> [What you will do]: Repeat every entry in the listing below, exactly.

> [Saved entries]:

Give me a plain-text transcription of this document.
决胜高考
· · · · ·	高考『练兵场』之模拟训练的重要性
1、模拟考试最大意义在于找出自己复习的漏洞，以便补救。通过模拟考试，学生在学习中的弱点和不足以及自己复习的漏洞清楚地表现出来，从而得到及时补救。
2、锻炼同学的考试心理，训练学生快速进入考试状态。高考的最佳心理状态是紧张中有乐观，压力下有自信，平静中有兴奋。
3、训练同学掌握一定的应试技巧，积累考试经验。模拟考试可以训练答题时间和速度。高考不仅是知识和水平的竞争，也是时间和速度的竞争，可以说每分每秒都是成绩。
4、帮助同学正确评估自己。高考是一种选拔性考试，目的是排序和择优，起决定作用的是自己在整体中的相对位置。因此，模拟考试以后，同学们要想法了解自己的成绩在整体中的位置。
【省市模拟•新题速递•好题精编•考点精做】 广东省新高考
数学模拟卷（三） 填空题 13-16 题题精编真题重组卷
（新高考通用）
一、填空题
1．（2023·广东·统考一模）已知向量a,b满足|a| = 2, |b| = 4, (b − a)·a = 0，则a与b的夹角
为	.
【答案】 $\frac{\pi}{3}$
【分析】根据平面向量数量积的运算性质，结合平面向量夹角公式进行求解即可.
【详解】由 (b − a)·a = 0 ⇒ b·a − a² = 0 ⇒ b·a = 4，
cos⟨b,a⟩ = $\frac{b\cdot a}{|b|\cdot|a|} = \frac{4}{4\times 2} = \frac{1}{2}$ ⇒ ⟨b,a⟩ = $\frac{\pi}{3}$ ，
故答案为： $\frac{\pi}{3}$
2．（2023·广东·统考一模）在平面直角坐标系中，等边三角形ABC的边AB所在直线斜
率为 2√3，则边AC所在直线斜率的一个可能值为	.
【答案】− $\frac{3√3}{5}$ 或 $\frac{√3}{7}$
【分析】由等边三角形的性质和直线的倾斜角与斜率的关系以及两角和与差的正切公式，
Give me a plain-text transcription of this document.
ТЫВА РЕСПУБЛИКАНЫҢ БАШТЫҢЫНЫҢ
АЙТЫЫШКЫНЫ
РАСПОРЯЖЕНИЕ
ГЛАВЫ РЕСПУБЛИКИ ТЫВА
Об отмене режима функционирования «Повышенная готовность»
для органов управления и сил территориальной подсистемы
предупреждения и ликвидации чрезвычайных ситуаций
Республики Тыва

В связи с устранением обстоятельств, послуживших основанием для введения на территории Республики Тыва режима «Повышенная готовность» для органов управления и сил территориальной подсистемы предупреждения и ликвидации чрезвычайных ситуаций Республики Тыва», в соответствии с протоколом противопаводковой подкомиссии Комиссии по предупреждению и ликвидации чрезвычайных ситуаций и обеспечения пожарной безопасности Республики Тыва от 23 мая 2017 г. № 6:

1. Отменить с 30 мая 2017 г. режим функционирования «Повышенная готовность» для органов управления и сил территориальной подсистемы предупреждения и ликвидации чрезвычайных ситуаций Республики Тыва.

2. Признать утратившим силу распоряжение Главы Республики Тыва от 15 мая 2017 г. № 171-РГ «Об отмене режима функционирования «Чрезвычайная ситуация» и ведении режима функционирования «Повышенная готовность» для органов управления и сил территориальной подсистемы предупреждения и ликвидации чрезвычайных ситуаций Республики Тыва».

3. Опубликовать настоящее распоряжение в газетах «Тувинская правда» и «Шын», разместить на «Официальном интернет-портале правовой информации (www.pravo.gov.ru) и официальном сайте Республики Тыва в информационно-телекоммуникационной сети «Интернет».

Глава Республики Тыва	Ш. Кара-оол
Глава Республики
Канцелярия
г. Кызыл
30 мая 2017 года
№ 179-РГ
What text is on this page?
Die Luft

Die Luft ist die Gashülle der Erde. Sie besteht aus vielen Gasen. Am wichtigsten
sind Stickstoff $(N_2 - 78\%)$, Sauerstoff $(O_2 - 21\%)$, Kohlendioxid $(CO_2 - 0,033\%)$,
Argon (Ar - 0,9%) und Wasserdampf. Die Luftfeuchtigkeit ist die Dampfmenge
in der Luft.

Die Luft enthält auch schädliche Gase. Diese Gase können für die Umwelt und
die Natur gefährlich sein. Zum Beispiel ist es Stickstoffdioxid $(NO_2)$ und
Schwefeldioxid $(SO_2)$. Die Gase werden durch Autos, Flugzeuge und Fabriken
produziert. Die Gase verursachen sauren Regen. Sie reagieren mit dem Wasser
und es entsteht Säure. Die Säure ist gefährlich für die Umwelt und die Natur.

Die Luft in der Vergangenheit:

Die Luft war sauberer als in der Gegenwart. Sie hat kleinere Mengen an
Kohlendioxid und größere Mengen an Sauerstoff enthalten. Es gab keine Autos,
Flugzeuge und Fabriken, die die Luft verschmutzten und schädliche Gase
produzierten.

> [Solved exercise]:
Give me a plain-text transcription of this document.
决胜高考
· · · · ·	高考『练兵场』之模拟训练的重要性
1、模拟考试最大意义在于找出自己复习的漏洞，以便补救。通过模拟考试，学生在学习中的弱点和不足以及自己复习的漏洞清楚地表现出来，从而得到及时补救。
2、锻炼同学的考试心理，训练学生快速进入考试状态。高考的最佳心理状态是紧张中有乐观，压力下有自信，平静中有兴奋。
3、训练同学掌握一定的应试技巧，积累考试经验。模拟考试可以训练答题时间和速度。高考不仅是知识和水平的竞争，也是时间和速度的竞争，可以说每分每秒都是成绩。
4、帮助同学正确评估自己。高考是一种选拔性考试，目的是排序和择优，起决定作用的是自己在整体中的相对位置。因此，模拟考试以后，同学们要想法了解自己的成绩在整体中的位置。
【省市模拟•新题速递•好题精编•考点精做】 广东省新高考
数学模拟卷（三） 填空题 13-16 题题精编真题重组卷
（新高考通用）
一、填空题
1．（2023·广东·统考一模）已知向量a,b满足|a| = 2, |b| = 4, (b − a)·a = 0，则a与b的夹角
为	.
【答案】 $\frac{\pi}{3}$
【分析】根据平面向量数量积的运算性质，结合平面向量夹角公式进行求解即可.
【详解】由 (b − a)·a = 0 ⇒ b·a − a² = 0 ⇒ b·a = 4，
cos⟨b,a⟩ = $\frac{b\cdot a}{|b|\cdot|a|} = \frac{4}{4\times 2} = \frac{1}{2}$ ⇒ ⟨b,a⟩ = $\frac{\pi}{3}$ ，
故答案为： $\frac{\pi}{3}$
2．（2023·广东·统考一模）在平面直角坐标系中，等边三角形ABC的边AB所在直线斜
率为 2√3，则边AC所在直线斜率的一个可能值为	.
【答案】− $\frac{3√3}{5}$ 或 $\frac{√3}{7}$
【分析】由等边三角形的性质和直线的倾斜角与斜率的关系以及两角和与差的正切公式，
Give me a plain-text transcription of this document.
ТЫВА РЕСПУБЛИКАНЫҢ БАШТЫҢЫНЫҢ
АЙТЫЫШКЫНЫ
РАСПОРЯЖЕНИЕ
ГЛАВЫ РЕСПУБЛИКИ ТЫВА
Об отмене режима функционирования «Повышенная готовность»
для органов управления и сил территориальной подсистемы
предупреждения и ликвидации чрезвычайных ситуаций
Республики Тыва

В связи с устранением обстоятельств, послуживших основанием для введения на территории Республики Тыва режима «Повышенная готовность» для органов управления и сил территориальной подсистемы предупреждения и ликвидации чрезвычайных ситуаций Республики Тыва», в соответствии с протоколом противопаводковой подкомиссии Комиссии по предупреждению и ликвидации чрезвычайных ситуаций и обеспечения пожарной безопасности Республики Тыва от 23 мая 2017 г. № 6:

1. Отменить с 30 мая 2017 г. режим функционирования «Повышенная готовность» для органов управления и сил территориальной подсистемы предупреждения и ликвидации чрезвычайных ситуаций Республики Тыва.

2. Признать утратившим силу распоряжение Главы Республики Тыва от 15 мая 2017 г. № 171-РГ «Об отмене режима функционирования «Чрезвычайная ситуация» и ведении режима функционирования «Повышенная готовность» для органов управления и сил территориальной подсистемы предупреждения и ликвидации чрезвычайных ситуаций Республики Тыва».

3. Опубликовать настоящее распоряжение в газетах «Тувинская правда» и «Шын», разместить на «Официальном интернет-портале правовой информации (www.pravo.gov.ru) и официальном сайте Республики Тыва в информационно-телекоммуникационной сети «Интернет».

Глава Республики Тыва	Ш. Кара-оол
Глава Республики
Канцелярия
г. Кызыл
30 мая 2017 года
№ 179-РГ
What text is on this page?
Die Luft

Die Luft ist die Gashülle der Erde. Sie besteht aus vielen Gasen. Am wichtigsten
sind Stickstoff $(N_2 - 78\%)$, Sauerstoff $(O_2 - 21\%)$, Kohlendioxid $(CO_2 - 0,033\%)$,
Argon (Ar - 0,9%) und Wasserdampf. Die Luftfeuchtigkeit ist die Dampfmenge
in der Luft.

Die Luft enthält auch schädliche Gase. Diese Gase können für die Umwelt und
die Natur gefährlich sein. Zum Beispiel ist es Stickstoffdioxid $(NO_2)$ und
Schwefeldioxid $(SO_2)$. Die Gase werden durch Autos, Flugzeuge und Fabriken
produziert. Die Gase verursachen sauren Regen. Sie reagieren mit dem Wasser
und es entsteht Säure. Die Säure ist gefährlich für die Umwelt und die Natur.

Die Luft in der Vergangenheit:

Die Luft war sauberer als in der Gegenwart. Sie hat kleinere Mengen an
Kohlendioxid und größere Mengen an Sauerstoff enthalten. Es gab keine Autos,
Flugzeuge und Fabriken, die die Luft verschmutzten und schädliche Gase
produzierten.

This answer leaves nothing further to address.